## REQUIRED TASK
In the entries below, identify every line with the string "text" and copy it.
# # # # #
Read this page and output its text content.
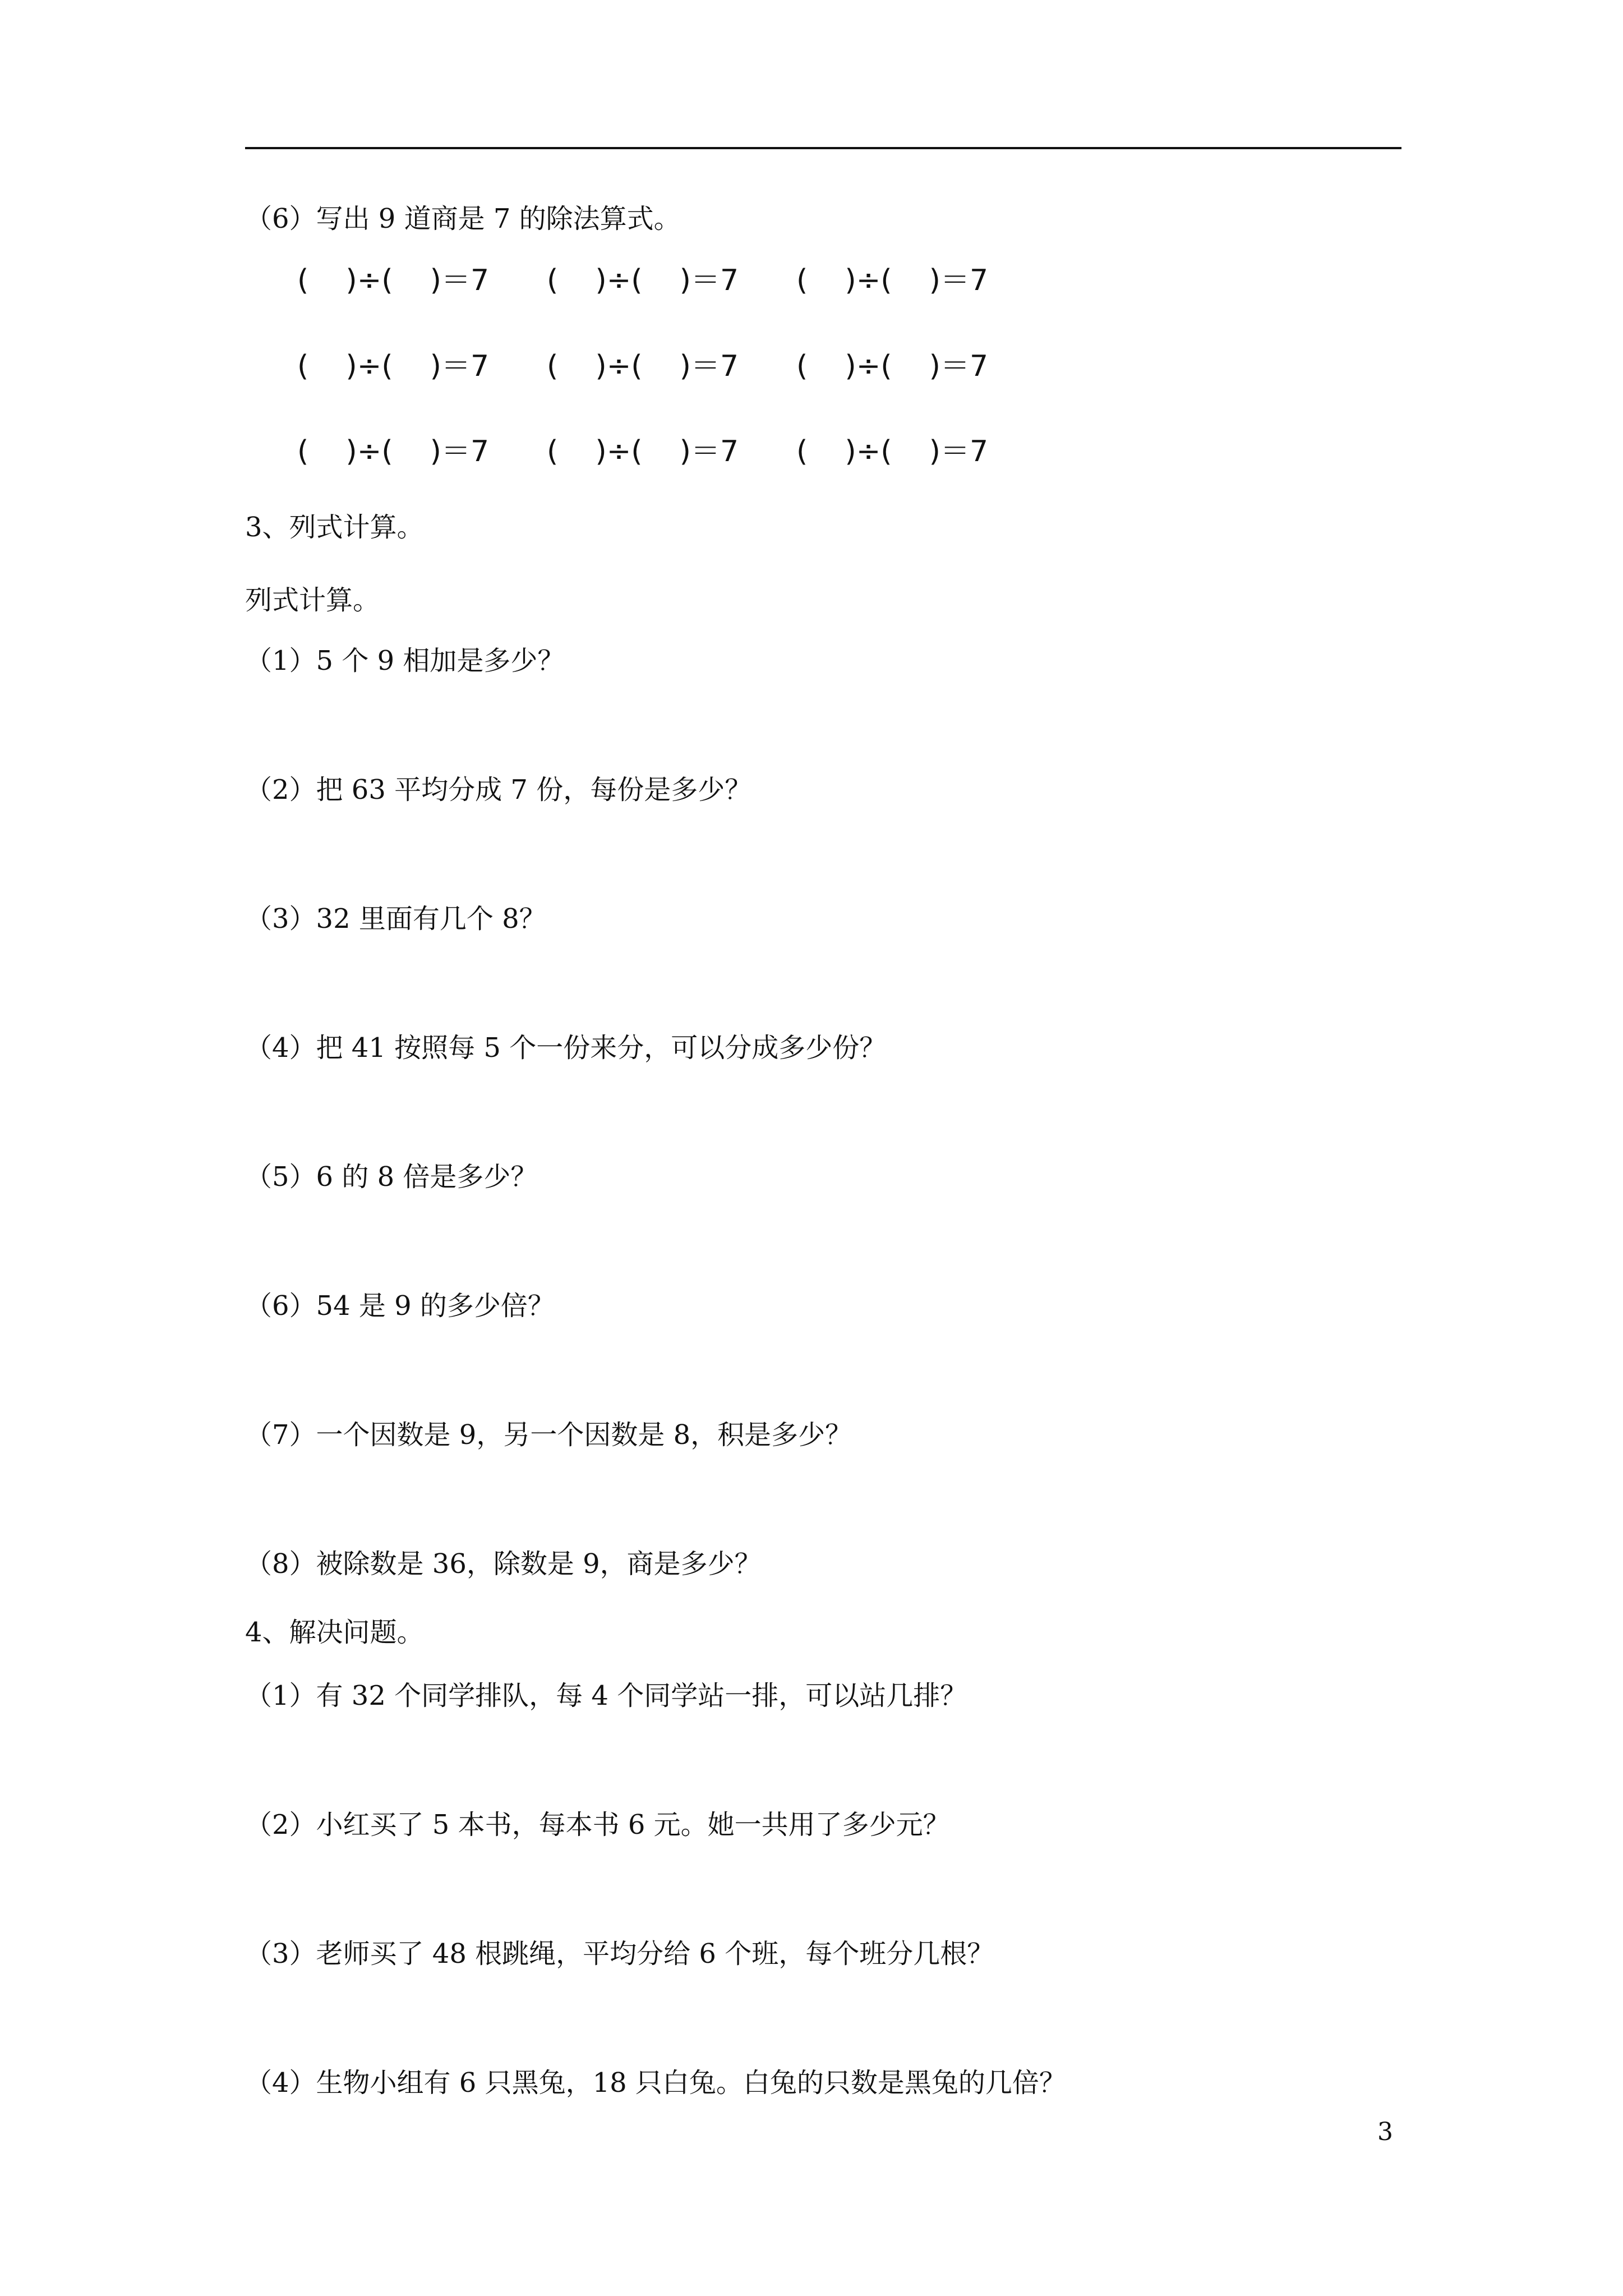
（6）写出 9 道商是 7 的除法算式。
(    )÷(    )＝7 (    )÷(    )＝7 (    )÷(    )＝7
(    )÷(    )＝7 (    )÷(    )＝7 (    )÷(    )＝7
(    )÷(    )＝7 (    )÷(    )＝7 (    )÷(    )＝7
3、列式计算。
列式计算。
（1）5 个 9 相加是多少？
（2）把 63 平均分成 7 份，每份是多少？
（3）32 里面有几个 8？
（4）把 41 按照每 5 个一份来分，可以分成多少份？
（5）6 的 8 倍是多少？
（6）54 是 9 的多少倍？
（7）一个因数是 9，另一个因数是 8，积是多少？
（8）被除数是 36，除数是 9，商是多少？
4、解决问题。
（1）有 32 个同学排队，每 4 个同学站一排，可以站几排？
（2）小红买了 5 本书，每本书 6 元。她一共用了多少元？
（3）老师买了 48 根跳绳，平均分给 6 个班，每个班分几根？
（4）生物小组有 6 只黑兔，18 只白兔。白兔的只数是黑兔的几倍？
3
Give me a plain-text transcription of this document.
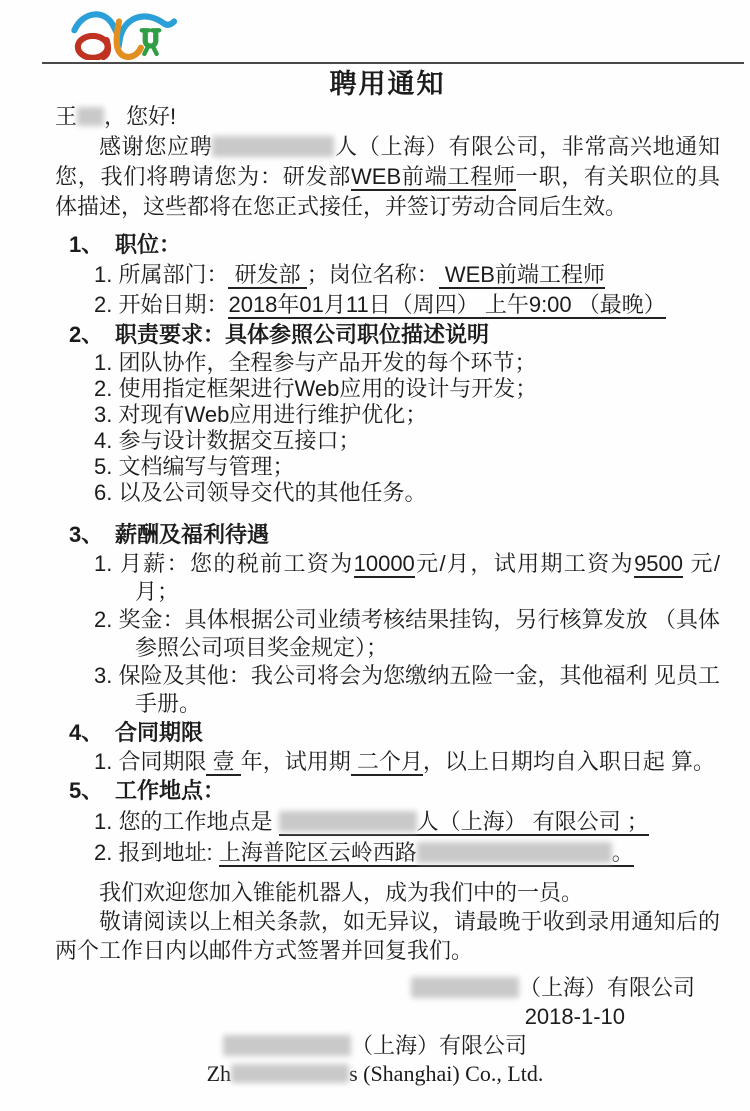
聘用通知
王 ，您好!

感谢您应聘	人（上海）有限公司，非常高兴地通知您，我们将聘请您为：研发部WEB前端工程师一职，有关职位的具体描述，这些都将在您正式接任，并签订劳动合同后生效。

1、 职位：
1. 所属部门： 研发部 ；岗位名称： WEB前端工程师
2. 开始日期：2018年01月11日（周四） 上午9:00 （最晚）
2、 职责要求：具体参照公司职位描述说明
1. 团队协作，全程参与产品开发的每个环节；
2. 使用指定框架进行Web应用的设计与开发；
3. 对现有Web应用进行维护优化；
4. 参与设计数据交互接口；
5. 文档编写与管理；
6. 以及公司领导交代的其他任务。
3、 薪酬及福利待遇
1. 月薪：您的税前工资为10000元/月，试用期工资为9500 元/月；
2. 奖金：具体根据公司业绩考核结果挂钩，另行核算发放 （具体参照公司项目奖金规定）；
3. 保险及其他：我公司将会为您缴纳五险一金，其他福利 见员工手册。
4、 合同期限
1. 合同期限 壹 年，试用期 二个月，以上日期均自入职日起 算。
5、 工作地点：
1. 您的工作地点是	人（上海） 有限公司 ；
2. 报到地址: 上海普陀区云岭西路	。

我们欢迎您加入锥能机器人，成为我们中的一员。

敬请阅读以上相关条款，如无异议，请最晚于收到录用通知后的两个工作日内以邮件方式签署并回复我们。

（上海）有限公司
2018-1-10
（上海）有限公司
Zh	s (Shanghai) Co., Ltd.
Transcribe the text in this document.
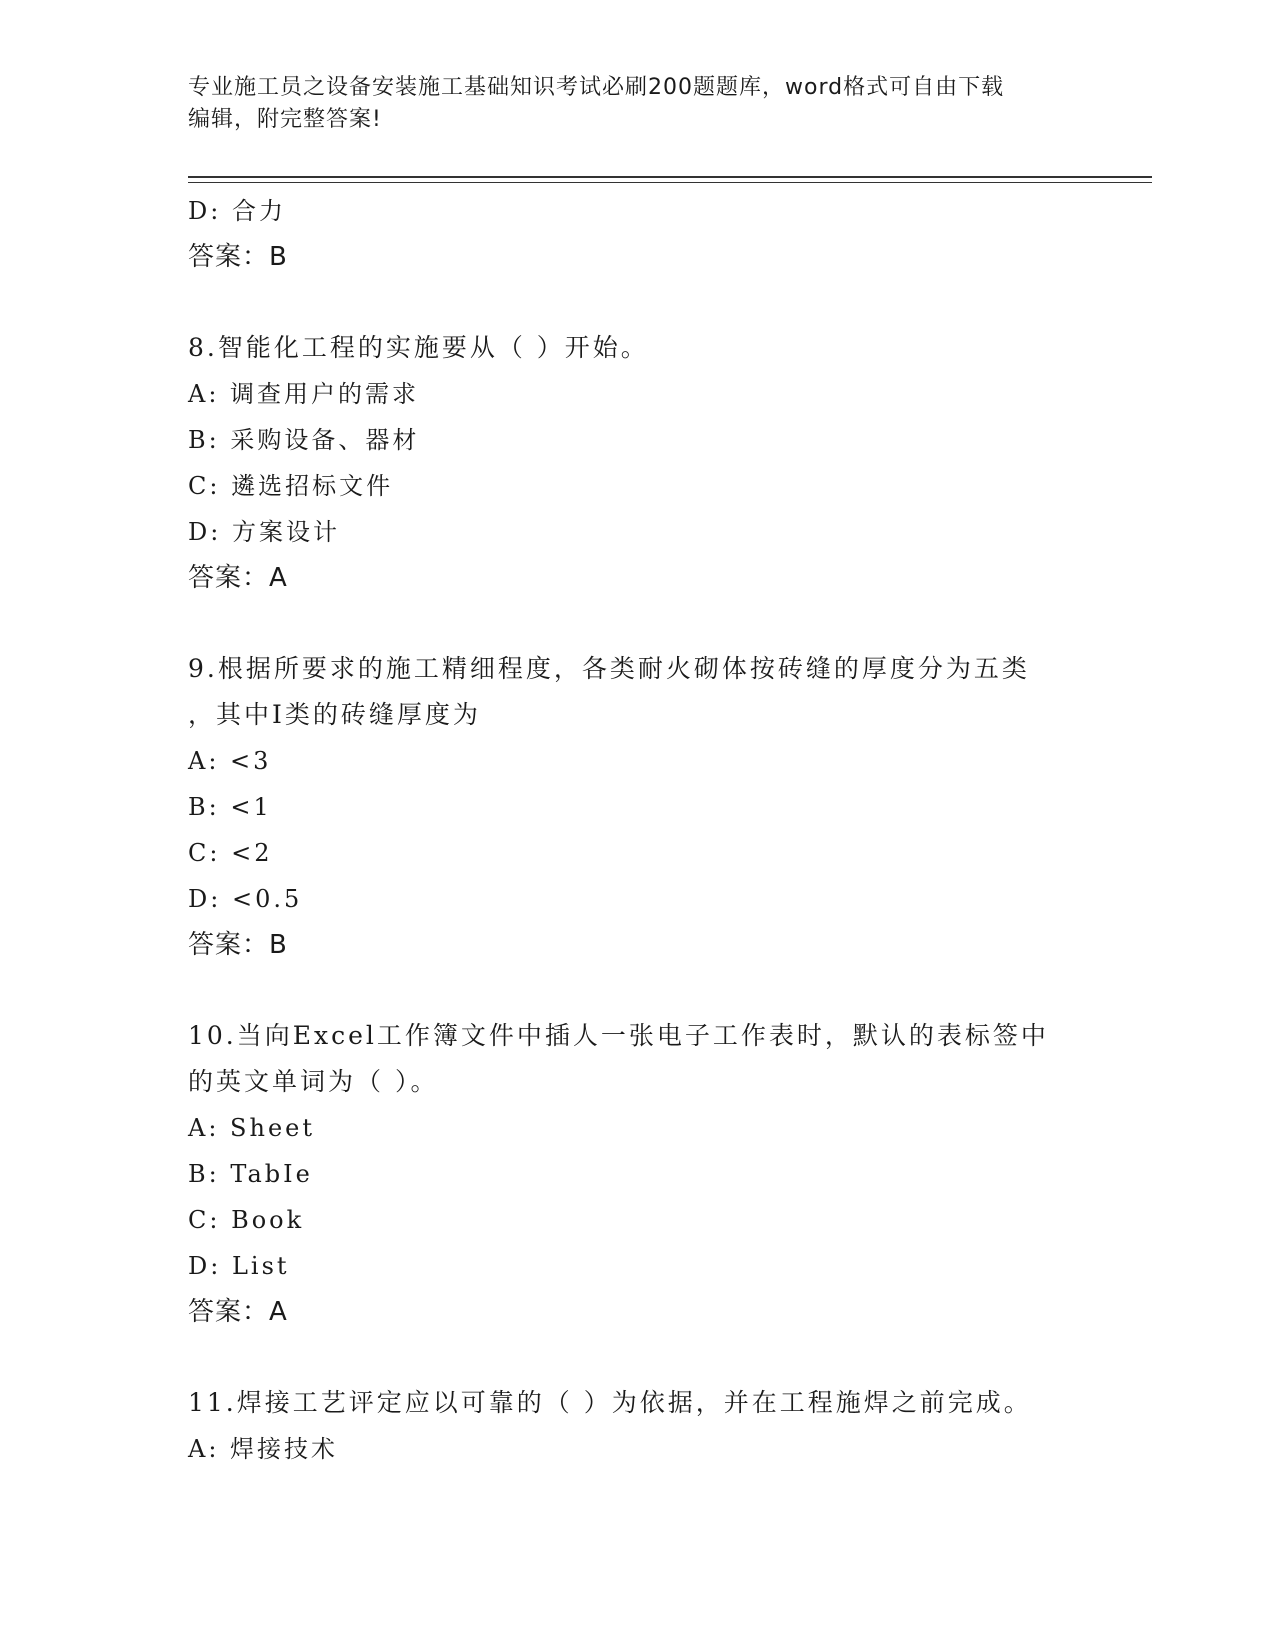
专业施工员之设备安装施工基础知识考试必刷200题题库，word格式可自由下载
编辑，附完整答案!
D: 合力
答案：B
8.智能化工程的实施要从（ ）开始。
A: 调查用户的需求
B: 采购设备、器材
C: 遴选招标文件
D: 方案设计
答案：A
9.根据所要求的施工精细程度，各类耐火砌体按砖缝的厚度分为五类
，其中I类的砖缝厚度为
A: <3
B: <1
C: <2
D: <0.5
答案：B
10.当向Excel工作簿文件中插人一张电子工作表时，默认的表标签中
的英文单词为（ ）。
A: Sheet
B: TabIe
C: Book
D: List
答案：A
11.焊接工艺评定应以可靠的（ ）为依据，并在工程施焊之前完成。
A: 焊接技术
# # # # #
## ANSWER FOR THE TASK
Read this page and output its text content.
Give me a plain-text transcription of this document.
Transcribe the text in this document.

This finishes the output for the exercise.